Convert all the lines of the entries below into a Markdown table with two columns, "No." for the row number and "Line" for the line itself. Skip blank lines, and leave the pictures out.

Annotated element entries.
◇ ◇ ◇ ◇ ◇

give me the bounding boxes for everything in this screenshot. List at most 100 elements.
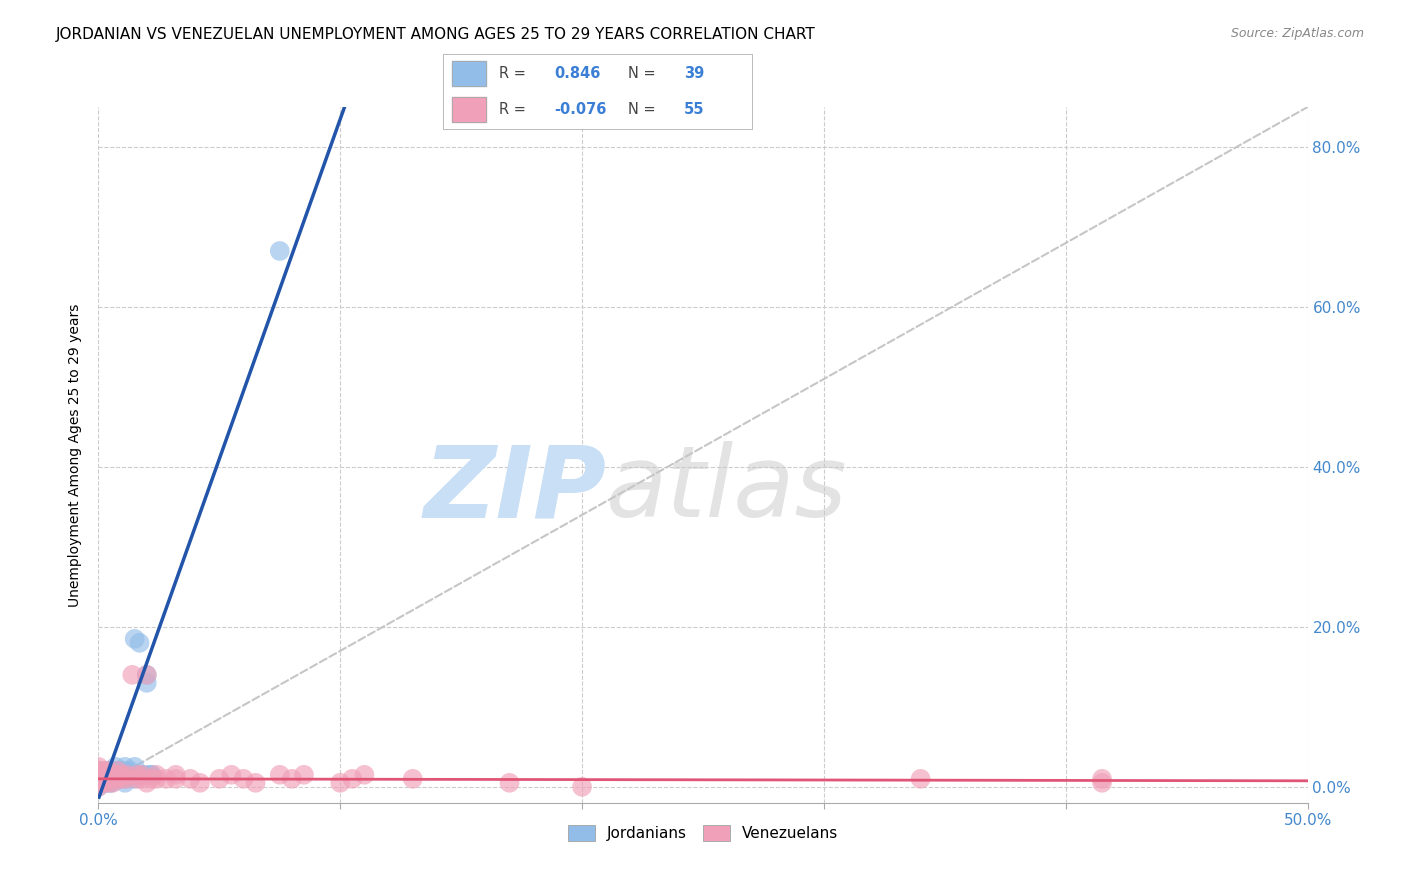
Point [111, 772, 134, 786]
Point [100, 776, 122, 790]
Point [114, 776, 136, 790]
Y-axis label: Unemployment Among Ages 25 to 29 years: Unemployment Among Ages 25 to 29 years [69, 303, 83, 607]
Point [402, 772, 425, 786]
Point [124, 760, 146, 774]
Point [269, 244, 291, 258]
Point [87, 772, 110, 786]
Point [329, 776, 352, 790]
Point [104, 768, 127, 782]
Text: 39: 39 [685, 66, 704, 81]
Text: ZIP: ZIP [423, 442, 606, 538]
Point [87, 764, 110, 778]
Point [165, 772, 187, 786]
Point [135, 776, 157, 790]
Point [135, 668, 157, 682]
Point [101, 772, 124, 786]
Point [94, 772, 117, 786]
Point [87, 780, 110, 794]
Point [117, 772, 139, 786]
Text: 55: 55 [685, 102, 704, 117]
Point [87, 776, 110, 790]
Point [87, 780, 110, 794]
Point [245, 776, 267, 790]
Text: Source: ZipAtlas.com: Source: ZipAtlas.com [1230, 27, 1364, 40]
Bar [453, 96, 486, 122]
Point [108, 768, 131, 782]
Point [114, 760, 136, 774]
Point [145, 768, 167, 782]
Text: -0.076: -0.076 [554, 102, 606, 117]
Point [269, 768, 291, 782]
Point [111, 768, 134, 782]
Text: JORDANIAN VS VENEZUELAN UNEMPLOYMENT AMONG AGES 25 TO 29 YEARS CORRELATION CHART: JORDANIAN VS VENEZUELAN UNEMPLOYMENT AMO… [56, 27, 815, 42]
Point [114, 772, 136, 786]
Point [100, 776, 122, 790]
Point [124, 772, 146, 786]
Bar [453, 62, 486, 87]
Point [100, 764, 122, 778]
Point [91, 768, 114, 782]
Point [87, 764, 110, 778]
Point [131, 768, 153, 782]
Point [179, 772, 201, 786]
Point [94, 768, 117, 782]
Point [94, 776, 117, 790]
Text: 0.846: 0.846 [554, 66, 600, 81]
Point [124, 632, 146, 646]
Point [114, 768, 136, 782]
Text: R =: R = [499, 66, 530, 81]
Point [91, 772, 114, 786]
Point [87, 768, 110, 782]
Point [100, 768, 122, 782]
Text: N =: N = [628, 102, 661, 117]
Bar [453, 96, 486, 122]
Point [910, 772, 932, 786]
Point [208, 772, 231, 786]
Point [114, 764, 136, 778]
Point [108, 772, 131, 786]
Point [100, 772, 122, 786]
Point [107, 764, 129, 778]
Point [141, 772, 163, 786]
Point [127, 768, 149, 782]
Point [104, 772, 127, 786]
Point [141, 768, 163, 782]
Point [498, 776, 520, 790]
Bar [453, 62, 486, 87]
Point [121, 668, 143, 682]
Point [127, 772, 149, 786]
Point [221, 768, 243, 782]
Point [97, 776, 120, 790]
Legend: Jordanians, Venezuelans: Jordanians, Venezuelans [561, 819, 845, 847]
Point [87, 772, 110, 786]
Point [571, 780, 593, 794]
Point [94, 764, 117, 778]
Point [97, 772, 120, 786]
Point [292, 768, 315, 782]
Point [118, 768, 141, 782]
Point [107, 768, 129, 782]
Point [135, 768, 157, 782]
Point [101, 776, 124, 790]
Point [188, 776, 211, 790]
Point [131, 772, 153, 786]
Text: atlas: atlas [606, 442, 848, 538]
Point [1091, 772, 1114, 786]
Point [97, 768, 120, 782]
Point [141, 768, 163, 782]
Point [342, 772, 364, 786]
Point [87, 760, 110, 774]
Point [1091, 776, 1114, 790]
Point [135, 668, 157, 682]
Point [94, 776, 117, 790]
Point [165, 768, 187, 782]
Point [155, 772, 177, 786]
Point [353, 768, 375, 782]
Point [104, 764, 127, 778]
Point [128, 636, 150, 650]
Point [145, 772, 167, 786]
Point [117, 768, 139, 782]
Point [124, 768, 146, 782]
Point [108, 764, 131, 778]
Point [101, 768, 124, 782]
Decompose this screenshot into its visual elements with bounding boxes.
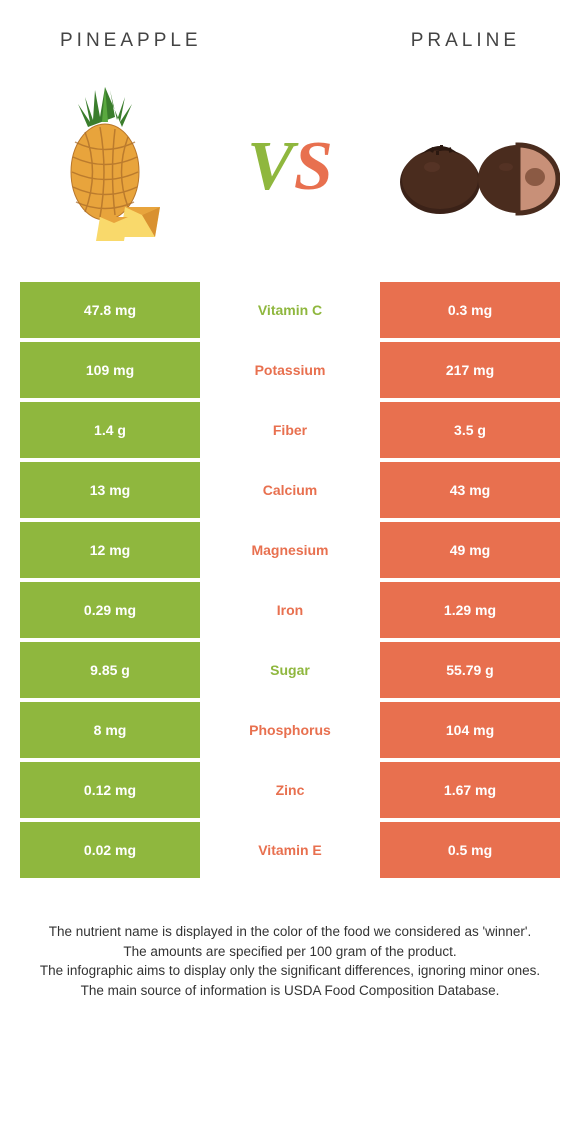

◇ ◇ ◇ ◇ ◇

Full response.
| No. | Line |
|---|---|
| 1 | give me the bounding boxes for everything in this screenshot. List at most 100 elements. |
| 2 | Point [111, 772, 134, 786] |
| 3 | Point [100, 776, 122, 790] |
| 4 | Point [114, 776, 136, 790] |
| 5 | Y-axis label: Unemployment Among Ages 25 to 29 years: Unemployment Among Ages 25 to 29 years [69, 303, 83, 607] |
| 6 | Point [402, 772, 425, 786] |
| 7 | Point [124, 760, 146, 774] |
| 8 | Point [269, 244, 291, 258] |
| 9 | Point [87, 772, 110, 786] |
| 10 | Point [329, 776, 352, 790] |
| 11 | Point [104, 768, 127, 782] |
| 12 | Text: 39: 39 [685, 66, 704, 81] |
| 13 | Text: ZIP: ZIP [423, 442, 606, 538] |
| 14 | Point [87, 764, 110, 778] |
| 15 | Point [165, 772, 187, 786] |
| 16 | Point [135, 776, 157, 790] |
| 17 | Point [135, 668, 157, 682] |
| 18 | Point [101, 772, 124, 786] |
| 19 | Point [94, 772, 117, 786] |
| 20 | Point [87, 780, 110, 794] |
| 21 | Point [117, 772, 139, 786] |
| 22 | Text: 55: 55 [685, 102, 704, 117] |
| 23 | Point [87, 776, 110, 790] |
| 24 | Point [87, 780, 110, 794] |
| 25 | Point [245, 776, 267, 790] |
| 26 | Text: Source: ZipAtlas.com: Source: ZipAtlas.com [1230, 27, 1364, 40] |
| 27 | Bar [453, 96, 486, 122] |
| 28 | Point [108, 768, 131, 782] |
| 29 | Point [114, 760, 136, 774] |
| 30 | Point [145, 768, 167, 782] |
| 31 | Text: -0.076: -0.076 [554, 102, 606, 117] |
| 32 | Point [269, 768, 291, 782] |
| 33 | Point [111, 768, 134, 782] |
| 34 | Text: JORDANIAN VS VENEZUELAN UNEMPLOYMENT AMONG AGES 25 TO 29 YEARS CORRELATION CHART: JORDANIAN VS VENEZUELAN UNEMPLOYMENT AMO… [56, 27, 815, 42] |
| 35 | Point [114, 772, 136, 786] |
| 36 | Point [100, 776, 122, 790] |
| 37 | Point [124, 772, 146, 786] |
| 38 | Bar [453, 62, 486, 87] |
| 39 | Point [100, 764, 122, 778] |
| 40 | Point [91, 768, 114, 782] |
| 41 | Point [87, 764, 110, 778] |
| 42 | Point [131, 768, 153, 782] |
| 43 | Point [179, 772, 201, 786] |
| 44 | Point [94, 768, 117, 782] |
| 45 | Point [94, 776, 117, 790] |
| 46 | Text: 0.846: 0.846 [554, 66, 600, 81] |
| 47 | Point [124, 632, 146, 646] |
| 48 | Point [114, 768, 136, 782] |
| 49 | Text: R =: R = [499, 66, 530, 81] |
| 50 | Point [91, 772, 114, 786] |
| 51 | Point [87, 768, 110, 782] |
| 52 | Point [100, 768, 122, 782] |
| 53 | Text: N =: N = [628, 102, 661, 117] |
| 54 | Bar [453, 96, 486, 122] |
| 55 | Point [910, 772, 932, 786] |
| 56 | Point [208, 772, 231, 786] |
| 57 | Point [114, 764, 136, 778] |
| 58 | Point [108, 772, 131, 786] |
| 59 | Point [100, 772, 122, 786] |
| 60 | Point [107, 764, 129, 778] |
| 61 | Point [141, 772, 163, 786] |
| 62 | Point [127, 768, 149, 782] |
| 63 | Point [104, 772, 127, 786] |
| 64 | Point [141, 768, 163, 782] |
| 65 | Point [498, 776, 520, 790] |
| 66 | Bar [453, 62, 486, 87] |
| 67 | Point [121, 668, 143, 682] |
| 68 | Point [127, 772, 149, 786] |
| 69 | Point [221, 768, 243, 782] |
| 70 | Point [97, 776, 120, 790] |
| 71 | Legend: Jordanians, Venezuelans: Jordanians, Venezuelans [561, 819, 845, 847] |
| 72 | Point [87, 772, 110, 786] |
| 73 | Point [571, 780, 593, 794] |
| 74 | Point [94, 764, 117, 778] |
| 75 | Point [97, 772, 120, 786] |
| 76 | Point [292, 768, 315, 782] |
| 77 | Point [118, 768, 141, 782] |
| 78 | Point [107, 768, 129, 782] |
| 79 | Point [135, 768, 157, 782] |
| 80 | Point [101, 776, 124, 790] |
| 81 | Point [188, 776, 211, 790] |
| 82 | Point [131, 772, 153, 786] |
| 83 | Text: atlas: atlas [606, 442, 848, 538] |
| 84 | Point [1091, 772, 1114, 786] |
| 85 | Point [97, 768, 120, 782] |
| 86 | Point [141, 768, 163, 782] |
| 87 | Point [342, 772, 364, 786] |
| 88 | Point [87, 760, 110, 774] |
| 89 | Point [1091, 776, 1114, 790] |
| 90 | Point [135, 668, 157, 682] |
| 91 | Point [94, 776, 117, 790] |
| 92 | Point [165, 768, 187, 782] |
| 93 | Point [155, 772, 177, 786] |
| 94 | Point [353, 768, 375, 782] |
| 95 | Point [104, 764, 127, 778] |
| 96 | Point [128, 636, 150, 650] |
| 97 | Point [145, 772, 167, 786] |
| 98 | Point [117, 768, 139, 782] |
| 99 | Point [124, 768, 146, 782] |
| 100 | Point [108, 764, 131, 778] |
| 101 | Point [101, 768, 124, 782] |
| 102 | Decompose this screenshot into its visual elements with bounding boxes. |